-- Start SUPPLIED RECORDS --
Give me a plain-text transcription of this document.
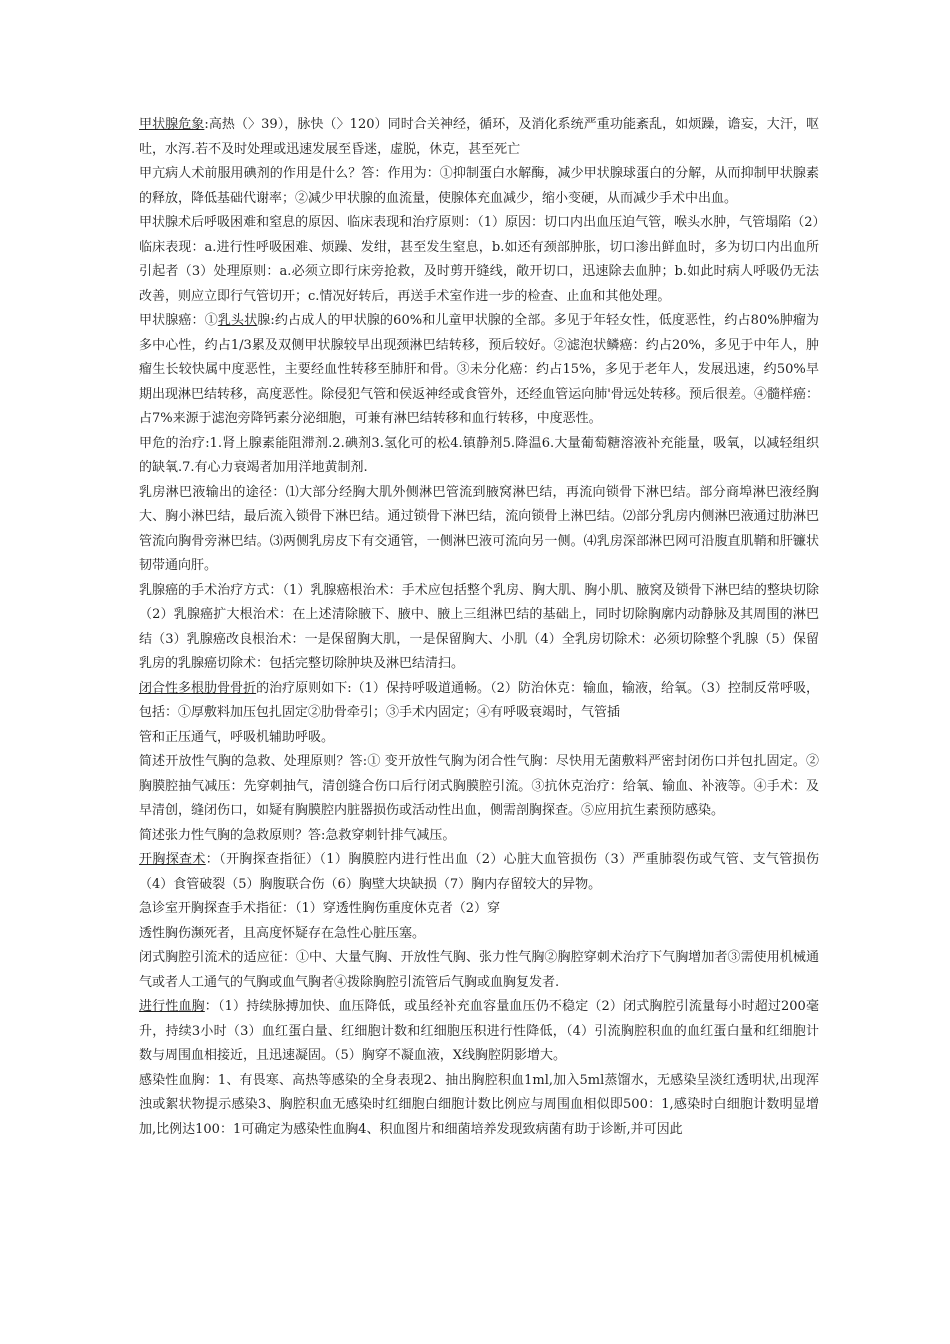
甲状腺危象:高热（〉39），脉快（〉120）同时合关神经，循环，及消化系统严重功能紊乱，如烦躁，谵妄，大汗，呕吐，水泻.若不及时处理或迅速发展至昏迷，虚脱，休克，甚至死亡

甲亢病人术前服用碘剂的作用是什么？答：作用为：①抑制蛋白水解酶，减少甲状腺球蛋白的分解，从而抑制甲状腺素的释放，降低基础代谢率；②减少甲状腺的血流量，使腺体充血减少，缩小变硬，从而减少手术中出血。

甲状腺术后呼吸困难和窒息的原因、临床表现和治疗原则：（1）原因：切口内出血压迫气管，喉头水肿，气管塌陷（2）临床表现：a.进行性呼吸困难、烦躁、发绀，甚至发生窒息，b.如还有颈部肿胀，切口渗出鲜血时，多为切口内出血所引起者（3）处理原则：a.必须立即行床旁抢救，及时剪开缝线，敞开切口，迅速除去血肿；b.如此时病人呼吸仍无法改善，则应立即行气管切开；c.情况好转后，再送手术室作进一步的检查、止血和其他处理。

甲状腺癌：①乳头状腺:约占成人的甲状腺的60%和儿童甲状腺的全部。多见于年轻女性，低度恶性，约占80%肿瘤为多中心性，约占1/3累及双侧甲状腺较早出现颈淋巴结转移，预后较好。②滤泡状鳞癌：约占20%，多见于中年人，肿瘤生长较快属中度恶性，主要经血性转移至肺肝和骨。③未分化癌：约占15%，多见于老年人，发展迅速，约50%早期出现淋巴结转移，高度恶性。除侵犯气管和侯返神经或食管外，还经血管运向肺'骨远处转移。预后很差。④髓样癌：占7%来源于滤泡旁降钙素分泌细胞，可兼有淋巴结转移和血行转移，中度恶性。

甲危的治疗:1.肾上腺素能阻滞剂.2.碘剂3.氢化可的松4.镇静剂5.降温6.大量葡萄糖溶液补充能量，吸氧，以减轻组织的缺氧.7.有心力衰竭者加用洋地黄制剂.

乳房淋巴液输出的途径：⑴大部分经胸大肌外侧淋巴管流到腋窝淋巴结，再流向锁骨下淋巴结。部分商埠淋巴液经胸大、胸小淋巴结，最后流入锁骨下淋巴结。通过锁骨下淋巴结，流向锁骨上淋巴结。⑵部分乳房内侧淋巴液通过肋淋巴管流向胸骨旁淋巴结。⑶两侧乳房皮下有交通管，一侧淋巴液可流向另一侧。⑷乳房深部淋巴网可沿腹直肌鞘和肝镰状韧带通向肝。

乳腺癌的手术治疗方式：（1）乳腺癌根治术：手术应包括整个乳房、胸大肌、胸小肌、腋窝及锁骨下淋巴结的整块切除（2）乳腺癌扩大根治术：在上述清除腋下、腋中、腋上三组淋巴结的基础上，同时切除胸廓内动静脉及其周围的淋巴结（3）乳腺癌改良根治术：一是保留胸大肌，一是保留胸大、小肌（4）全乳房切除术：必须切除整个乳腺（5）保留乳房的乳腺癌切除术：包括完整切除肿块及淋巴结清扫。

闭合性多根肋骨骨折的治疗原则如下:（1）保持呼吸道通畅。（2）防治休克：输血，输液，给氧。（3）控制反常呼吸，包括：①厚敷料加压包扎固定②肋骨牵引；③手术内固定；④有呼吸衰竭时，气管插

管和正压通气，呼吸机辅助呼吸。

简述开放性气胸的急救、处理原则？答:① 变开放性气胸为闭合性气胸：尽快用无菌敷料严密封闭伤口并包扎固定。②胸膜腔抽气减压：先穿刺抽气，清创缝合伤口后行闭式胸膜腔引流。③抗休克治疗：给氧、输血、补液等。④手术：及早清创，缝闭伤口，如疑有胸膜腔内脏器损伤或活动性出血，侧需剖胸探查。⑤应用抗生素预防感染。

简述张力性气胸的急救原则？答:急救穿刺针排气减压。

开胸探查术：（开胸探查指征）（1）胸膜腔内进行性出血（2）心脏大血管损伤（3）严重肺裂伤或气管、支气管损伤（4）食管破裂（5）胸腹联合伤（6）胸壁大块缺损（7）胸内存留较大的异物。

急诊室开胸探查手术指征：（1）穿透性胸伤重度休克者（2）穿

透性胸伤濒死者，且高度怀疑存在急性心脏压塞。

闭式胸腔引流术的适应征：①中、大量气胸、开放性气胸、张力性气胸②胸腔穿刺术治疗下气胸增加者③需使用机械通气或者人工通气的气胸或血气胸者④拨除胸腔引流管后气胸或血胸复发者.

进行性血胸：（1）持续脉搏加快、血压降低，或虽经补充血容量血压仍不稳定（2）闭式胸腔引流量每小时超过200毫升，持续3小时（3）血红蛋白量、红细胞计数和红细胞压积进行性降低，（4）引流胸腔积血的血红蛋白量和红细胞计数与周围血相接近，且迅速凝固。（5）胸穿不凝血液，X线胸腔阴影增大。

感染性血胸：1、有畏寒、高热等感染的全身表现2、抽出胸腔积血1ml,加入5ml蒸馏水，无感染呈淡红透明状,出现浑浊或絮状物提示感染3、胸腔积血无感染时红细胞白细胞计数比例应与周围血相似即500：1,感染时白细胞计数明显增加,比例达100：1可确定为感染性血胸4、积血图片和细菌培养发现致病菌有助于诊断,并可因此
-- End SUPPLIED RECORDS --
-- Start SUPPLIED RECORDS --
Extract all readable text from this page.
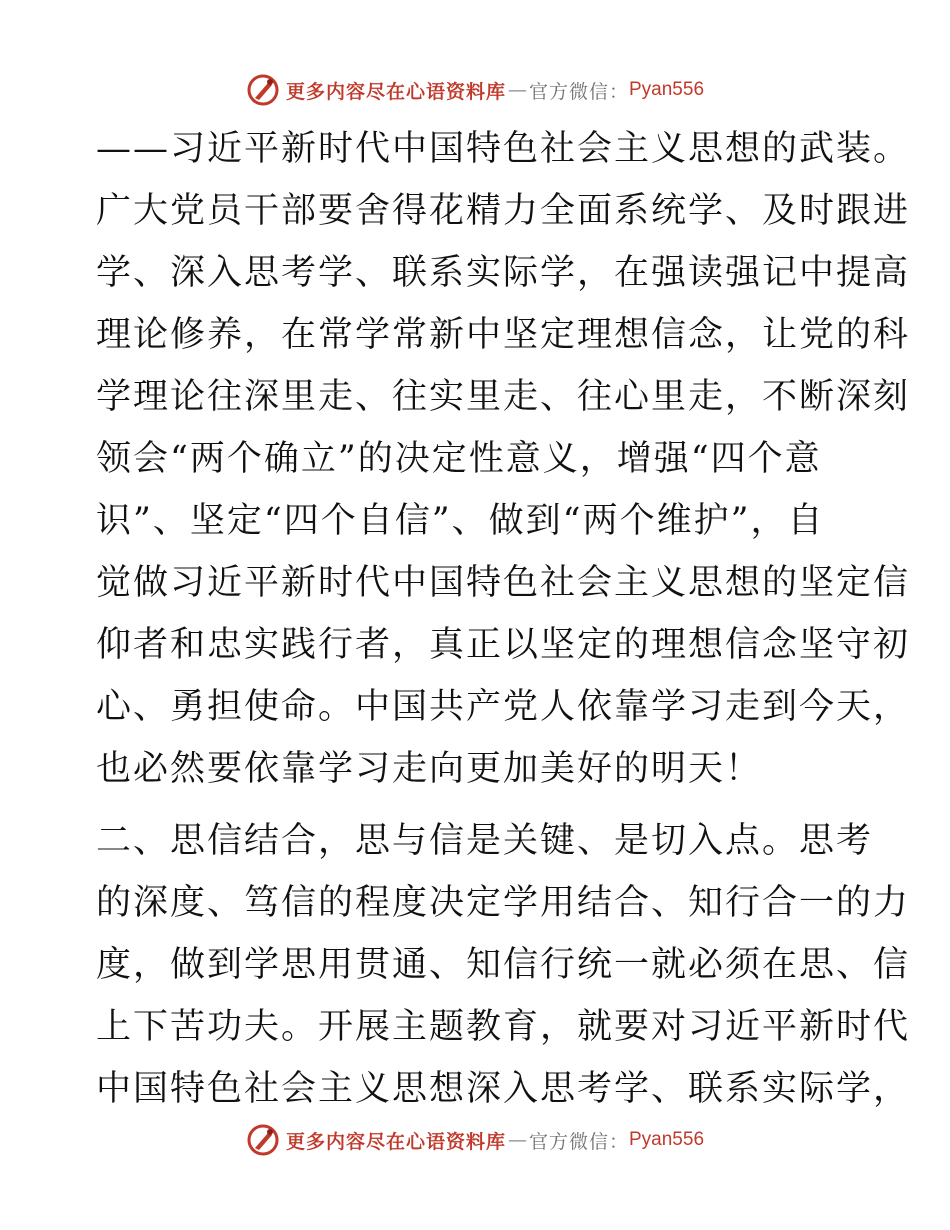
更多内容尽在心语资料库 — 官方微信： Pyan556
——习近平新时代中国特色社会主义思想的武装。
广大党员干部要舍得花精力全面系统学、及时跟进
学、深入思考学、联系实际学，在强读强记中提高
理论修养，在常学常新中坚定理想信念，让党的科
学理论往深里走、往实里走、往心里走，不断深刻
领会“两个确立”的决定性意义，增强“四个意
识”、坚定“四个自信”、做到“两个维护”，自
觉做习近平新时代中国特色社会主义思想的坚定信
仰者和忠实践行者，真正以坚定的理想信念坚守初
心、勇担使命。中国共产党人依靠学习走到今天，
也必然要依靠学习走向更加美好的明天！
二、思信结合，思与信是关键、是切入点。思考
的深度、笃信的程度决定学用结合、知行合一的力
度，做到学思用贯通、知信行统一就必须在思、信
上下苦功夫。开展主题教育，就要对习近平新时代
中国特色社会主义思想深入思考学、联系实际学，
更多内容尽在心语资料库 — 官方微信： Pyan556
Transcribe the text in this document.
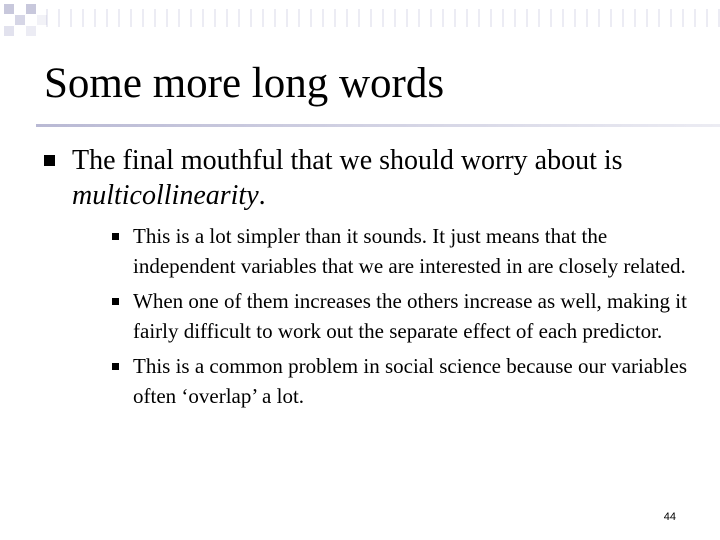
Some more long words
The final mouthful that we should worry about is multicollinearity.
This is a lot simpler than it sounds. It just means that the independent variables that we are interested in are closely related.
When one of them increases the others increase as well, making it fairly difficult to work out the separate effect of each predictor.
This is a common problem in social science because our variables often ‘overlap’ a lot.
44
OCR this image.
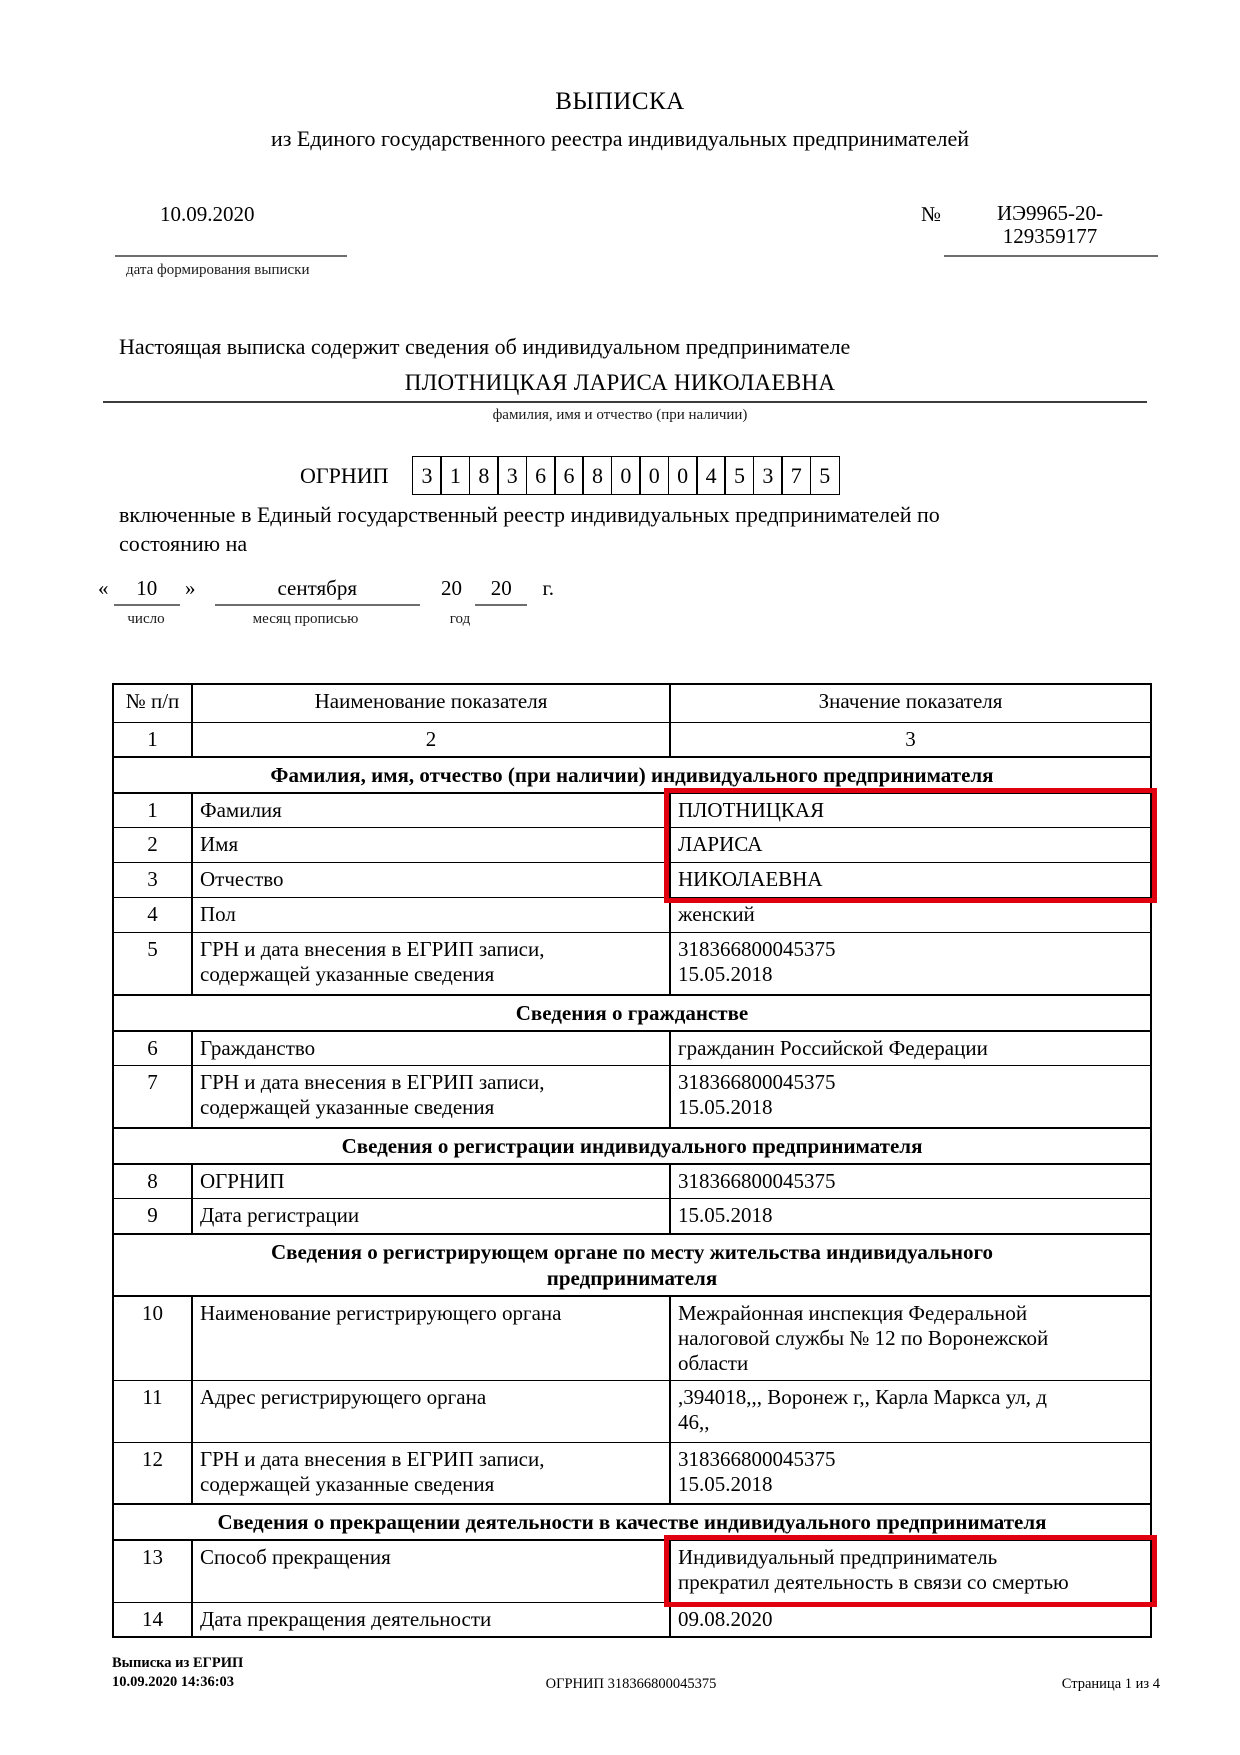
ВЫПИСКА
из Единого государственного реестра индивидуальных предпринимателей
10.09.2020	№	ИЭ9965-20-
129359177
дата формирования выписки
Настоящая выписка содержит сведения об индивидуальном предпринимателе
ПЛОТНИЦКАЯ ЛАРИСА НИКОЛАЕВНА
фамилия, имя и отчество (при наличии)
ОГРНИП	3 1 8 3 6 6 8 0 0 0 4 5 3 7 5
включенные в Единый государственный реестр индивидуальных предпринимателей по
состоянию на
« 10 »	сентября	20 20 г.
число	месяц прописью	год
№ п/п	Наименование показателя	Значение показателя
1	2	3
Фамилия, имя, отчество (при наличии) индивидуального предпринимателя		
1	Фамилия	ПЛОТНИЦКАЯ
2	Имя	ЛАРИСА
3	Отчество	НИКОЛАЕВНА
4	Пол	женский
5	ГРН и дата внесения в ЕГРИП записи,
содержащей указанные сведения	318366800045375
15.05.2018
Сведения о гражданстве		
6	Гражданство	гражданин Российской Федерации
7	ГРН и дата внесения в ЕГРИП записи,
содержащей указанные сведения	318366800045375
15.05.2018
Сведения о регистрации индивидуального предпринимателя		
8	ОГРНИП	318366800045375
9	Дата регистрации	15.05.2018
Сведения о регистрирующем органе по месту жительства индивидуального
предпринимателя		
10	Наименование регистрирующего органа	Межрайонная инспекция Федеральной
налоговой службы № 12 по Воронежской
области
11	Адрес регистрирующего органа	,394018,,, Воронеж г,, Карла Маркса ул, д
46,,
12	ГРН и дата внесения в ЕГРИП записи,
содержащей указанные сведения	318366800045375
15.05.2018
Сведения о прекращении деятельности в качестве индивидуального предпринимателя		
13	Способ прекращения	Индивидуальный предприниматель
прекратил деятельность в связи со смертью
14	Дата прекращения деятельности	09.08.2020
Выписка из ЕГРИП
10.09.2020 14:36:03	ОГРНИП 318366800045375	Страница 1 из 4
-- End SUPPLIED RECORDS --
▶ WHAT THE TASK REQUIRES
Using the listing above, list every line in which the string "ЛАРИСА" occurs.

▶ SOLUTION FOR THIS EXERCISE
ПЛОТНИЦКАЯ ЛАРИСА НИКОЛАЕВНА
2	Имя	ЛАРИСА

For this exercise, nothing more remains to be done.